» EXERCISE REQUIREMENTS
Please copy all the lines that follow, word for word.
====== DATA SECTION
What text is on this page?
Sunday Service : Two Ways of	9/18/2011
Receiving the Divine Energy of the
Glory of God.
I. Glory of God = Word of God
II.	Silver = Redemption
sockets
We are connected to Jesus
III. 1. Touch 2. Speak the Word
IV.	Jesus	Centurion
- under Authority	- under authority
============
» SOLUTION FOR THIS EXERCISE
What text is on this page?
Sunday Service : Two Ways of	9/18/2011
Receiving the Divine Energy of the
Glory of God.
I. Glory of God = Word of God
II.	Silver = Redemption
sockets
We are connected to Jesus
III. 1. Touch 2. Speak the Word
IV.	Jesus	Centurion
- under Authority	- under authority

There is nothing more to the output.